== Extracted entries ==
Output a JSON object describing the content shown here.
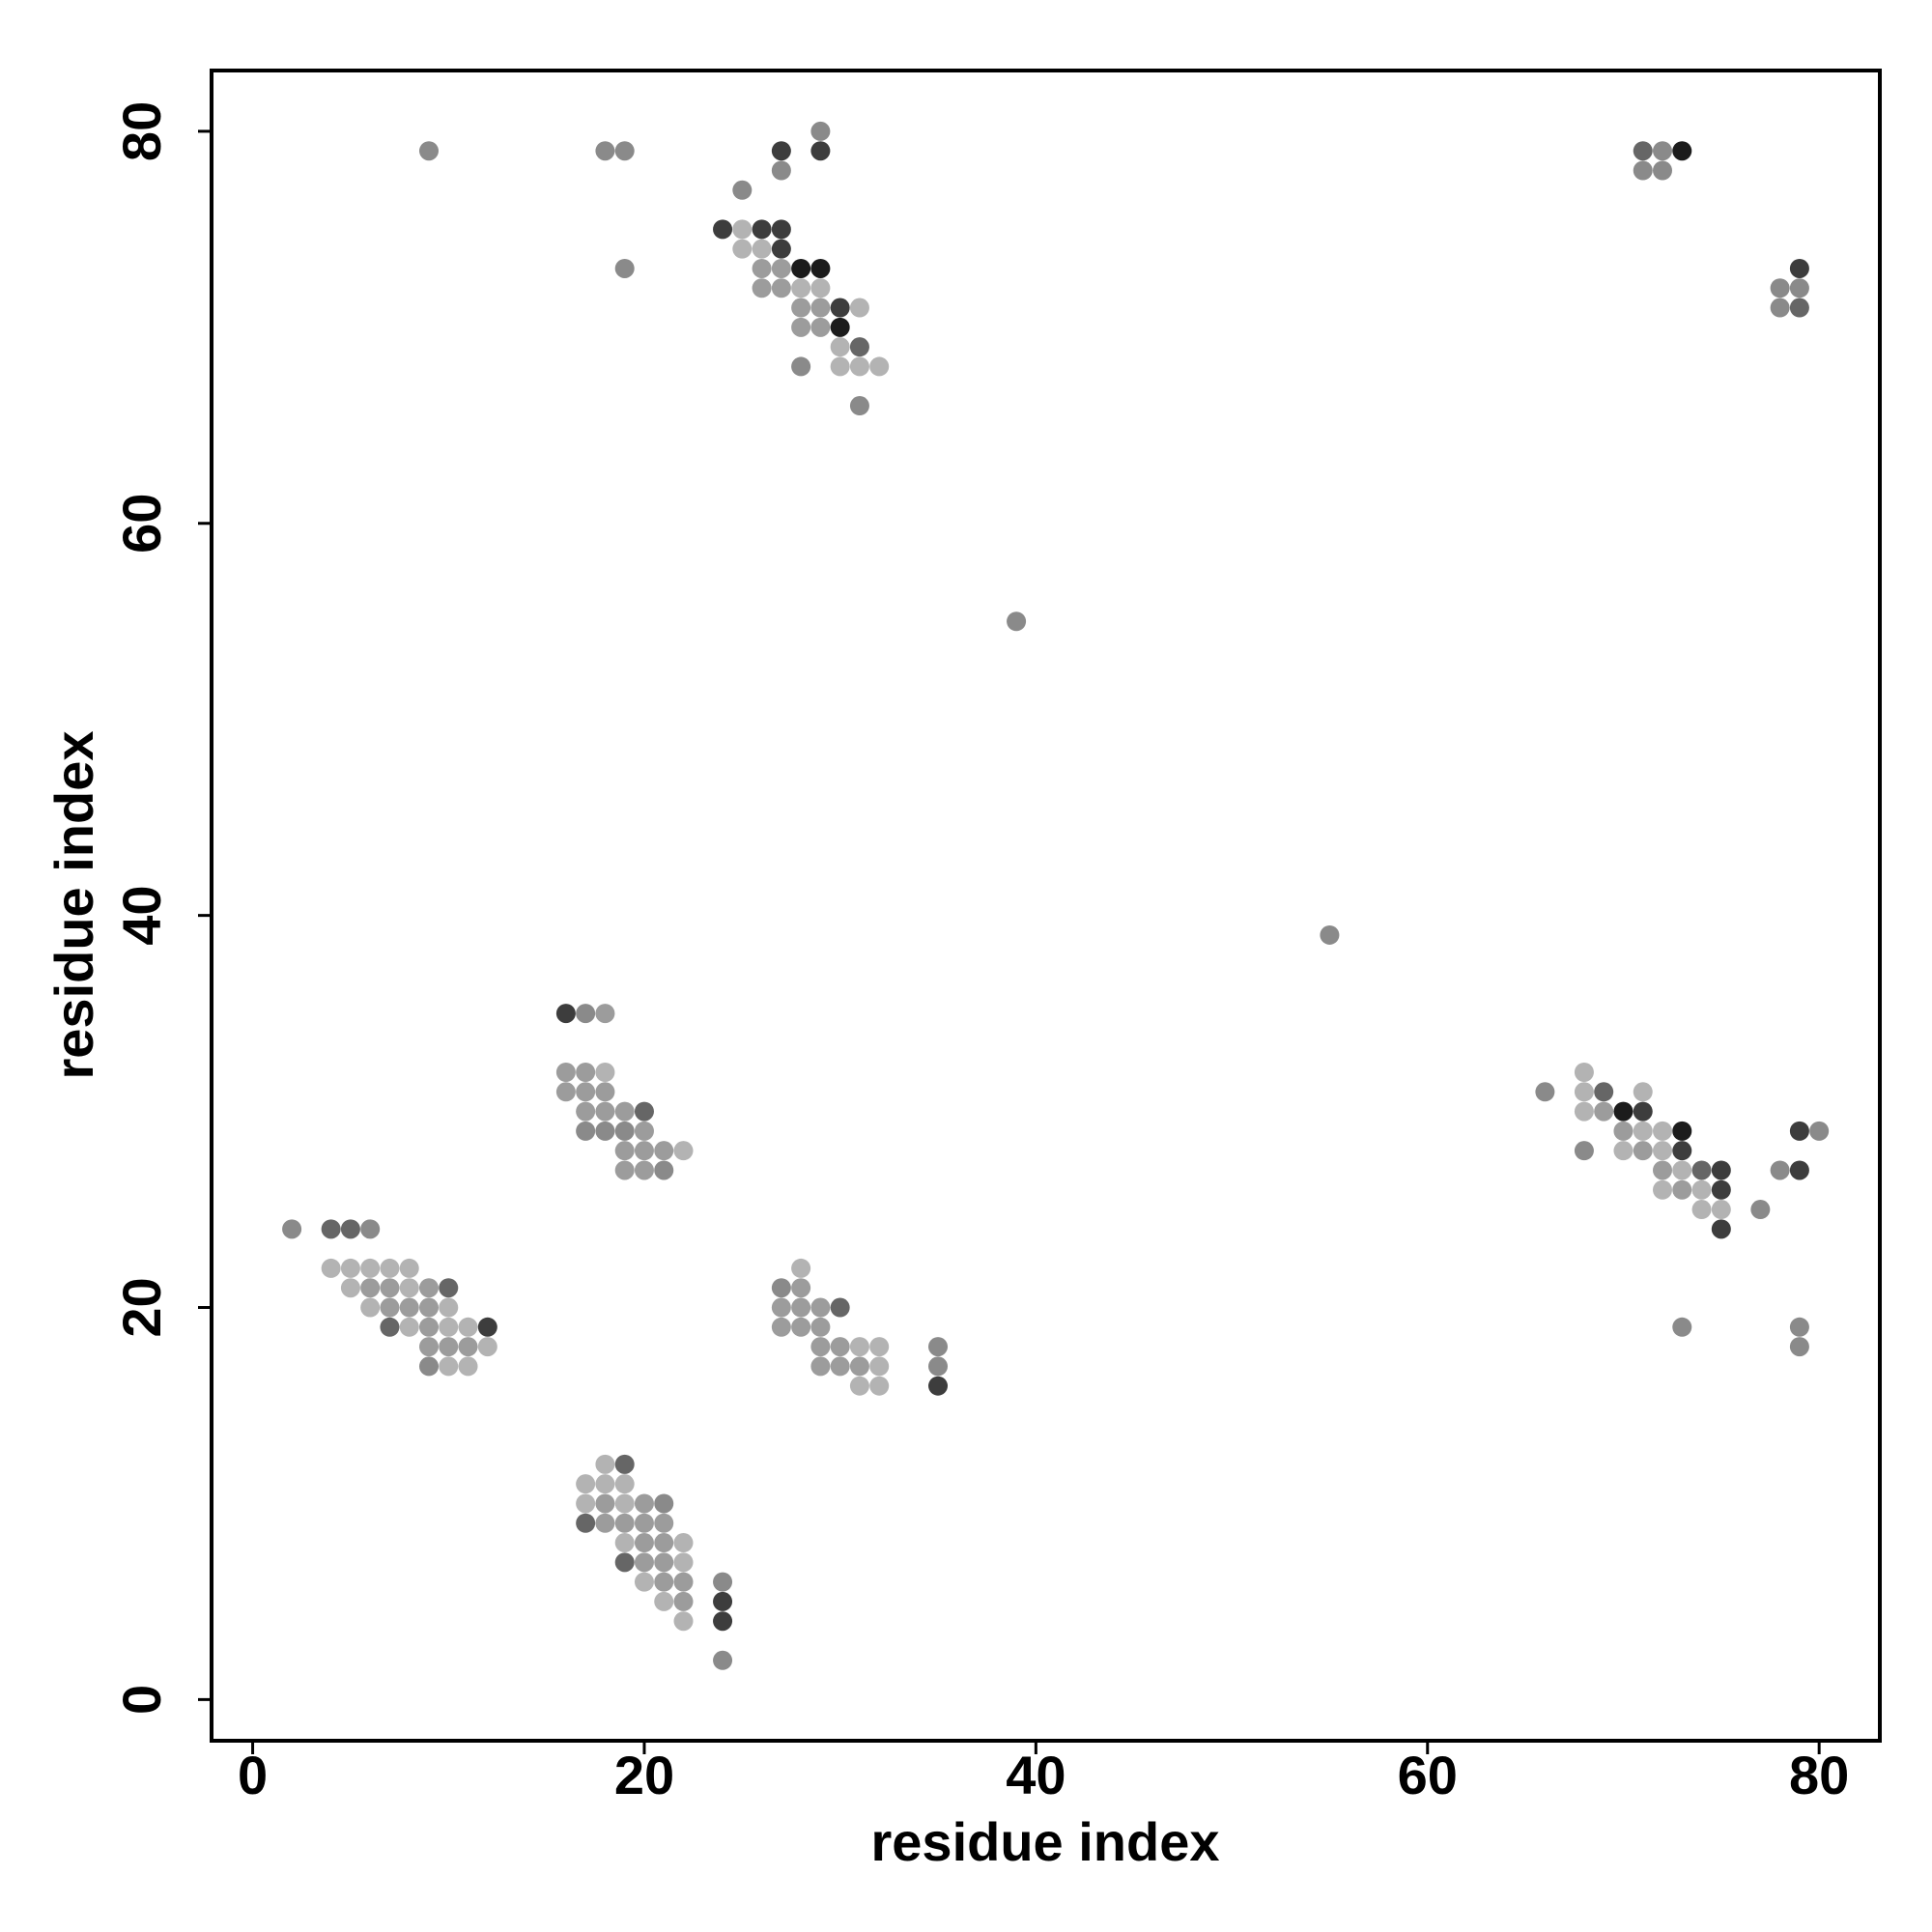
{
  "chart_data": {
    "type": "scatter",
    "x_label": "residue index",
    "y_label": "residue index",
    "xlim": [
      -2.1,
      83.1
    ],
    "ylim": [
      -2.1,
      83.1
    ],
    "xticks": [
      0,
      20,
      40,
      60,
      80
    ],
    "yticks": [
      0,
      20,
      40,
      60,
      80
    ],
    "x": [
      29,
      9,
      18,
      19,
      27,
      29,
      71,
      72,
      73,
      27,
      71,
      72,
      25,
      24,
      25,
      26,
      27,
      25,
      26,
      27,
      19,
      26,
      27,
      28,
      29,
      79,
      26,
      27,
      28,
      29,
      78,
      79,
      28,
      29,
      30,
      31,
      78,
      79,
      28,
      29,
      30,
      30,
      31,
      28,
      30,
      31,
      32,
      31,
      39,
      55,
      16,
      17,
      18,
      16,
      17,
      18,
      68,
      16,
      17,
      18,
      66,
      68,
      69,
      71,
      17,
      18,
      19,
      20,
      68,
      69,
      70,
      71,
      17,
      18,
      19,
      20,
      70,
      71,
      72,
      73,
      79,
      80,
      19,
      20,
      21,
      22,
      68,
      70,
      71,
      72,
      73,
      19,
      20,
      21,
      72,
      73,
      74,
      75,
      78,
      79,
      72,
      73,
      74,
      75,
      74,
      75,
      77,
      2,
      4,
      5,
      6,
      75,
      4,
      5,
      6,
      7,
      8,
      28,
      5,
      6,
      7,
      8,
      9,
      10,
      27,
      28,
      6,
      7,
      8,
      9,
      10,
      27,
      28,
      29,
      30,
      7,
      8,
      9,
      10,
      11,
      12,
      27,
      28,
      29,
      73,
      79,
      9,
      10,
      11,
      12,
      29,
      30,
      31,
      32,
      35,
      79,
      9,
      10,
      11,
      29,
      30,
      31,
      32,
      35,
      31,
      32,
      35,
      18,
      19,
      17,
      18,
      19,
      17,
      18,
      19,
      20,
      21,
      17,
      18,
      19,
      20,
      21,
      19,
      20,
      21,
      22,
      19,
      20,
      21,
      22,
      20,
      21,
      22,
      24,
      21,
      22,
      24,
      22,
      24,
      24
    ],
    "values": [
      80,
      79,
      79,
      79,
      79,
      79,
      79,
      79,
      79,
      78,
      78,
      78,
      77,
      75,
      75,
      75,
      75,
      74,
      74,
      74,
      73,
      73,
      73,
      73,
      73,
      73,
      72,
      72,
      72,
      72,
      72,
      72,
      71,
      71,
      71,
      71,
      71,
      71,
      70,
      70,
      70,
      69,
      69,
      68,
      68,
      68,
      68,
      66,
      55,
      39,
      35,
      35,
      35,
      32,
      32,
      32,
      32,
      31,
      31,
      31,
      31,
      31,
      31,
      31,
      30,
      30,
      30,
      30,
      30,
      30,
      30,
      30,
      29,
      29,
      29,
      29,
      29,
      29,
      29,
      29,
      29,
      29,
      28,
      28,
      28,
      28,
      28,
      28,
      28,
      28,
      28,
      27,
      27,
      27,
      27,
      27,
      27,
      27,
      27,
      27,
      26,
      26,
      26,
      26,
      25,
      25,
      25,
      24,
      24,
      24,
      24,
      24,
      22,
      22,
      22,
      22,
      22,
      22,
      21,
      21,
      21,
      21,
      21,
      21,
      21,
      21,
      20,
      20,
      20,
      20,
      20,
      20,
      20,
      20,
      20,
      19,
      19,
      19,
      19,
      19,
      19,
      19,
      19,
      19,
      19,
      19,
      18,
      18,
      18,
      18,
      18,
      18,
      18,
      18,
      18,
      18,
      17,
      17,
      17,
      17,
      17,
      17,
      17,
      17,
      16,
      16,
      16,
      12,
      12,
      11,
      11,
      11,
      10,
      10,
      10,
      10,
      10,
      9,
      9,
      9,
      9,
      9,
      8,
      8,
      8,
      8,
      7,
      7,
      7,
      7,
      6,
      6,
      6,
      6,
      5,
      5,
      5,
      4,
      4,
      2
    ],
    "colors": [
      "#8a8a8a",
      "#8a8a8a",
      "#8a8a8a",
      "#8a8a8a",
      "#3d3d3d",
      "#3d3d3d",
      "#666666",
      "#8a8a8a",
      "#1c1c1c",
      "#8a8a8a",
      "#8a8a8a",
      "#8a8a8a",
      "#8a8a8a",
      "#3d3d3d",
      "#b3b3b3",
      "#3d3d3d",
      "#3d3d3d",
      "#b3b3b3",
      "#b3b3b3",
      "#3d3d3d",
      "#8a8a8a",
      "#9c9c9c",
      "#9c9c9c",
      "#1c1c1c",
      "#1c1c1c",
      "#3d3d3d",
      "#9c9c9c",
      "#9c9c9c",
      "#b3b3b3",
      "#b3b3b3",
      "#8a8a8a",
      "#8a8a8a",
      "#9c9c9c",
      "#9c9c9c",
      "#3d3d3d",
      "#b3b3b3",
      "#8a8a8a",
      "#666666",
      "#9c9c9c",
      "#9c9c9c",
      "#1c1c1c",
      "#b3b3b3",
      "#666666",
      "#8a8a8a",
      "#b3b3b3",
      "#b3b3b3",
      "#b3b3b3",
      "#8a8a8a",
      "#8a8a8a",
      "#8a8a8a",
      "#3d3d3d",
      "#8a8a8a",
      "#9c9c9c",
      "#9c9c9c",
      "#9c9c9c",
      "#b3b3b3",
      "#b3b3b3",
      "#9c9c9c",
      "#9c9c9c",
      "#9c9c9c",
      "#8a8a8a",
      "#b3b3b3",
      "#666666",
      "#b3b3b3",
      "#9c9c9c",
      "#9c9c9c",
      "#9c9c9c",
      "#666666",
      "#b3b3b3",
      "#9c9c9c",
      "#1c1c1c",
      "#3d3d3d",
      "#8a8a8a",
      "#8a8a8a",
      "#8a8a8a",
      "#9c9c9c",
      "#9c9c9c",
      "#b3b3b3",
      "#b3b3b3",
      "#1c1c1c",
      "#3d3d3d",
      "#8a8a8a",
      "#9c9c9c",
      "#9c9c9c",
      "#9c9c9c",
      "#b3b3b3",
      "#8a8a8a",
      "#b3b3b3",
      "#9c9c9c",
      "#b3b3b3",
      "#3d3d3d",
      "#9c9c9c",
      "#9c9c9c",
      "#8a8a8a",
      "#9c9c9c",
      "#b3b3b3",
      "#666666",
      "#3d3d3d",
      "#8a8a8a",
      "#3d3d3d",
      "#b3b3b3",
      "#9c9c9c",
      "#b3b3b3",
      "#3d3d3d",
      "#b3b3b3",
      "#b3b3b3",
      "#8a8a8a",
      "#8a8a8a",
      "#666666",
      "#666666",
      "#8a8a8a",
      "#3d3d3d",
      "#b3b3b3",
      "#b3b3b3",
      "#b3b3b3",
      "#b3b3b3",
      "#b3b3b3",
      "#b3b3b3",
      "#b3b3b3",
      "#9c9c9c",
      "#9c9c9c",
      "#b3b3b3",
      "#9c9c9c",
      "#666666",
      "#8a8a8a",
      "#9c9c9c",
      "#b3b3b3",
      "#9c9c9c",
      "#9c9c9c",
      "#9c9c9c",
      "#b3b3b3",
      "#9c9c9c",
      "#9c9c9c",
      "#9c9c9c",
      "#666666",
      "#666666",
      "#b3b3b3",
      "#9c9c9c",
      "#b3b3b3",
      "#b3b3b3",
      "#3d3d3d",
      "#9c9c9c",
      "#9c9c9c",
      "#9c9c9c",
      "#8a8a8a",
      "#8a8a8a",
      "#9c9c9c",
      "#9c9c9c",
      "#9c9c9c",
      "#b3b3b3",
      "#9c9c9c",
      "#9c9c9c",
      "#b3b3b3",
      "#b3b3b3",
      "#8a8a8a",
      "#8a8a8a",
      "#8a8a8a",
      "#b3b3b3",
      "#b3b3b3",
      "#9c9c9c",
      "#9c9c9c",
      "#9c9c9c",
      "#b3b3b3",
      "#8a8a8a",
      "#b3b3b3",
      "#b3b3b3",
      "#3d3d3d",
      "#b3b3b3",
      "#666666",
      "#b3b3b3",
      "#b3b3b3",
      "#b3b3b3",
      "#b3b3b3",
      "#9c9c9c",
      "#b3b3b3",
      "#9c9c9c",
      "#8a8a8a",
      "#666666",
      "#9c9c9c",
      "#9c9c9c",
      "#9c9c9c",
      "#9c9c9c",
      "#b3b3b3",
      "#9c9c9c",
      "#9c9c9c",
      "#b3b3b3",
      "#666666",
      "#9c9c9c",
      "#9c9c9c",
      "#b3b3b3",
      "#b3b3b3",
      "#9c9c9c",
      "#9c9c9c",
      "#8a8a8a",
      "#b3b3b3",
      "#9c9c9c",
      "#3d3d3d",
      "#b3b3b3",
      "#3d3d3d",
      "#8a8a8a"
    ]
  }
}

== Objective ==
Copy every line in the entries above that has the string "index" in it.

== Solution for this task ==
    "x_label": "residue index",
    "y_label": "residue index",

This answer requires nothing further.